§ **EXERCISE REQUIREMENTS**: Tally the lines that contain the string "PRELIMINARY" and give the number by itself.

§ **DATA EXCERPTS**:
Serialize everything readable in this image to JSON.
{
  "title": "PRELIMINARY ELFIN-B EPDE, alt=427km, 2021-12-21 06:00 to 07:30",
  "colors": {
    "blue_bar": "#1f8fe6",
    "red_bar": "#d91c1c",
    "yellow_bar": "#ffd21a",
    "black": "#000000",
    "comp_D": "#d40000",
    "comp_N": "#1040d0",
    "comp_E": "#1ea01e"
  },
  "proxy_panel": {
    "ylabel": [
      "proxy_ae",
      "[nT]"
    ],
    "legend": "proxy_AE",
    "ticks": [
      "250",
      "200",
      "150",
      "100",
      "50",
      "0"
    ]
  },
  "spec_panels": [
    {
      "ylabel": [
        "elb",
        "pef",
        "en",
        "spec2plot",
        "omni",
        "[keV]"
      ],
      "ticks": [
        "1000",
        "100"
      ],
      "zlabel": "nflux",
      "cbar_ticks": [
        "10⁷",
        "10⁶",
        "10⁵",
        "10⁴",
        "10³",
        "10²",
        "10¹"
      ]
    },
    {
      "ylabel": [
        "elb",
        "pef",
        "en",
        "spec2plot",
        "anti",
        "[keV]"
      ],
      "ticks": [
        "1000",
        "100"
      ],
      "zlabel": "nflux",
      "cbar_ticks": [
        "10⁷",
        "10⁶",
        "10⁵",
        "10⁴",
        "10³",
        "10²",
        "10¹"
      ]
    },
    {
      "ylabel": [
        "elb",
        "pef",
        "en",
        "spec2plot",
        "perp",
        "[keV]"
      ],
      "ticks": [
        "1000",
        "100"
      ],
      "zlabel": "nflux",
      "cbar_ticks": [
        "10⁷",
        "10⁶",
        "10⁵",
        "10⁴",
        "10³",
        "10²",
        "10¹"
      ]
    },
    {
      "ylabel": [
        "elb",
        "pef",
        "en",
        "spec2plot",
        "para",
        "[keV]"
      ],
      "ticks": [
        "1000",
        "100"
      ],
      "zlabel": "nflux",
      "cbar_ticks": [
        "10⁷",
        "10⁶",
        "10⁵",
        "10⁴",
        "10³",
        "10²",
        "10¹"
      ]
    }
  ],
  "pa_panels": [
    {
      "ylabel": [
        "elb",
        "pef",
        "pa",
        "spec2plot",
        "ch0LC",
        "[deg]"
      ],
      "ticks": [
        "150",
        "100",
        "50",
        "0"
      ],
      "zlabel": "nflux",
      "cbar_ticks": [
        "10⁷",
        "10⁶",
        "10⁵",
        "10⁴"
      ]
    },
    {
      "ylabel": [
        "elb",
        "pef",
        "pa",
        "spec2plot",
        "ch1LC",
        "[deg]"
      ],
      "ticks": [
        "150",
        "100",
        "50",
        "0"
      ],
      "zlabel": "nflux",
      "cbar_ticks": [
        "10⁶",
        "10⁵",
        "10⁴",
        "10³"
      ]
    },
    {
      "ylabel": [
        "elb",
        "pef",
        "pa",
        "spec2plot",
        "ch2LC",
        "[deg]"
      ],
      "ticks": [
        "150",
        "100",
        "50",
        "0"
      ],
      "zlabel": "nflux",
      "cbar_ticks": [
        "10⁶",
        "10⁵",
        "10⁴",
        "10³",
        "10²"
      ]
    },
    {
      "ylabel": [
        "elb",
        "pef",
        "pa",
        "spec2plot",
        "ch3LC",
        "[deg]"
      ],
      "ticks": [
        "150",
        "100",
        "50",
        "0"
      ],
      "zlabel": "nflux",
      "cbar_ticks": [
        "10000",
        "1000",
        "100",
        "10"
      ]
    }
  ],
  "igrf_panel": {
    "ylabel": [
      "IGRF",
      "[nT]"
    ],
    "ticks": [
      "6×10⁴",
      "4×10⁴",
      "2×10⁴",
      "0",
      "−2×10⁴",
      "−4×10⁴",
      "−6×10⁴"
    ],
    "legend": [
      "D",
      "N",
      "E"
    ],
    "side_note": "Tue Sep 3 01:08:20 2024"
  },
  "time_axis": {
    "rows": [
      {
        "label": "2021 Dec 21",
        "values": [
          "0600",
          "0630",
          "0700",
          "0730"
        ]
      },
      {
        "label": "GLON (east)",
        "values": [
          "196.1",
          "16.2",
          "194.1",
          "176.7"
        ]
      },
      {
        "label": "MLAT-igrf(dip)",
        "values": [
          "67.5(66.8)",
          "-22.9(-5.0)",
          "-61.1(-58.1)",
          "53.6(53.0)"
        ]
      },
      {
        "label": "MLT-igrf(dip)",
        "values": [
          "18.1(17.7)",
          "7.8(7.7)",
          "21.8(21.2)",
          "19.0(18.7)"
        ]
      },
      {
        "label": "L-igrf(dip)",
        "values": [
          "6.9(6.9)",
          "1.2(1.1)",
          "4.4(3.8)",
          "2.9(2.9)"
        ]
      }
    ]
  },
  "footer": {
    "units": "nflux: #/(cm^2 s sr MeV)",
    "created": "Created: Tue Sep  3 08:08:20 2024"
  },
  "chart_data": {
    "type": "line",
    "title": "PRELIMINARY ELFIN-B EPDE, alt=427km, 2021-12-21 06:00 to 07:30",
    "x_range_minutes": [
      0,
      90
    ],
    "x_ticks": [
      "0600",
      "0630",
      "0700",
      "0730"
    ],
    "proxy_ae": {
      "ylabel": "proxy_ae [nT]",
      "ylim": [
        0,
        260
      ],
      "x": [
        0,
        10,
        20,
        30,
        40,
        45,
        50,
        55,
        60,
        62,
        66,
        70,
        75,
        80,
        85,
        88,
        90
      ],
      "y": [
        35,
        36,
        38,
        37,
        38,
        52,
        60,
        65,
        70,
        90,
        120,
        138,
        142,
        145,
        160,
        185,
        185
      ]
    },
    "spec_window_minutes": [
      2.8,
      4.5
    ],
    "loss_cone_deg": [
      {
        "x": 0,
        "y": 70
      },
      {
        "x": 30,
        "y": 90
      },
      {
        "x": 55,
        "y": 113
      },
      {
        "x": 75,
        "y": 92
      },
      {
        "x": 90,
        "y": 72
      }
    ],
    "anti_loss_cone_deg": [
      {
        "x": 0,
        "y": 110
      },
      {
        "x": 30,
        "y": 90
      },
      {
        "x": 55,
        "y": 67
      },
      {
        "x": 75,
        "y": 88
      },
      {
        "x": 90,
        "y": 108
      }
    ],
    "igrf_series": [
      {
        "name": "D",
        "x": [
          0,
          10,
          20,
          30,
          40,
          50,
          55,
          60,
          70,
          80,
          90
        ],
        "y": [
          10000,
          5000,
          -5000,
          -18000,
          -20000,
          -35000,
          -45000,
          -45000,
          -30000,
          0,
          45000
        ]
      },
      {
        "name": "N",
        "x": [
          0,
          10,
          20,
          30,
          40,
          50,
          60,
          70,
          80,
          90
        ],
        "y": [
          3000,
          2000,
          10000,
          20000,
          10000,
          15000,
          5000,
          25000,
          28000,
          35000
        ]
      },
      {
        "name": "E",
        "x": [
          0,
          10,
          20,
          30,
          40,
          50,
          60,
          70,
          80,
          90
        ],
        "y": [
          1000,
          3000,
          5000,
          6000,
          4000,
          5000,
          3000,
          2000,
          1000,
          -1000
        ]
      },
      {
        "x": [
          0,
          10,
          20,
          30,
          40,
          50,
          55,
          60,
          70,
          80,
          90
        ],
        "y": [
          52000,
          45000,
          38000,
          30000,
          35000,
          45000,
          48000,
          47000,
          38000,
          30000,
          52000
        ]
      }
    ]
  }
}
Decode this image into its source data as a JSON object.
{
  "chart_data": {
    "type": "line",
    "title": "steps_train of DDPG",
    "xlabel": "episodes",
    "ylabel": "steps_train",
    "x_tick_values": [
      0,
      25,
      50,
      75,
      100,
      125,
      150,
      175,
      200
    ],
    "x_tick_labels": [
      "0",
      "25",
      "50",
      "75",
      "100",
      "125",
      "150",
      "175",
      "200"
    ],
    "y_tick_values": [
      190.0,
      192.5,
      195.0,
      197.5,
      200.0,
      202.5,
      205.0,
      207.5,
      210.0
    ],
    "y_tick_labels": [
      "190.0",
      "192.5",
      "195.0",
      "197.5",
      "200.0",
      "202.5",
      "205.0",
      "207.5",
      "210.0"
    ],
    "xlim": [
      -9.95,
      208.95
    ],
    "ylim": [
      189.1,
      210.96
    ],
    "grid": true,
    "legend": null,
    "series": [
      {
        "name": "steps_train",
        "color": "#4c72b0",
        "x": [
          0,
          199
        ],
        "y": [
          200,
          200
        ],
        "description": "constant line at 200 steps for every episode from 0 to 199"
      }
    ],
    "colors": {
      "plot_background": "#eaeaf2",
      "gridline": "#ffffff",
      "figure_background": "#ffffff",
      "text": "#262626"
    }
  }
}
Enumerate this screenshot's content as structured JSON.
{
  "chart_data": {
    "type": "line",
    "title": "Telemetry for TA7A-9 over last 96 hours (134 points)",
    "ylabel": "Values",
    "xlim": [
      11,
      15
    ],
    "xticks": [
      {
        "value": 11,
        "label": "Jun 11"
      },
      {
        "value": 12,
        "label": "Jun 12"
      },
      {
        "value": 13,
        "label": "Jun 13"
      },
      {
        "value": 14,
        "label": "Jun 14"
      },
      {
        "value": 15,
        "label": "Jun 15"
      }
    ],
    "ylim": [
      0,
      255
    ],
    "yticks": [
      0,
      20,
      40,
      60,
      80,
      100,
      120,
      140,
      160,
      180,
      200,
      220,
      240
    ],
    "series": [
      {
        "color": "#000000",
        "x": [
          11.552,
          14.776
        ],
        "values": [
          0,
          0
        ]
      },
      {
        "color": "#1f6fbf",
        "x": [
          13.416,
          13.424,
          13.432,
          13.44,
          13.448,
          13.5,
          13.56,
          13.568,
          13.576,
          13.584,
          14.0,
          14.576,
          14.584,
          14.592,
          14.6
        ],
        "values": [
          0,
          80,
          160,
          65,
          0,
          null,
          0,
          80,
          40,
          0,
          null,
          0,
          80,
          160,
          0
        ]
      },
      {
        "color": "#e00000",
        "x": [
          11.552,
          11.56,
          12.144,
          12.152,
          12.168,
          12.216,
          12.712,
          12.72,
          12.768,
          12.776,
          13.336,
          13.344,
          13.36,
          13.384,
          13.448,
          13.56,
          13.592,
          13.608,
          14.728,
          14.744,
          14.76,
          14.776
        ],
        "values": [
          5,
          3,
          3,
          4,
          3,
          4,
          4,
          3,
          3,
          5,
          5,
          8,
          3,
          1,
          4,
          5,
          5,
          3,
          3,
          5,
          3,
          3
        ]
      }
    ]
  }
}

§ **EXERCISE ANSWER**: 2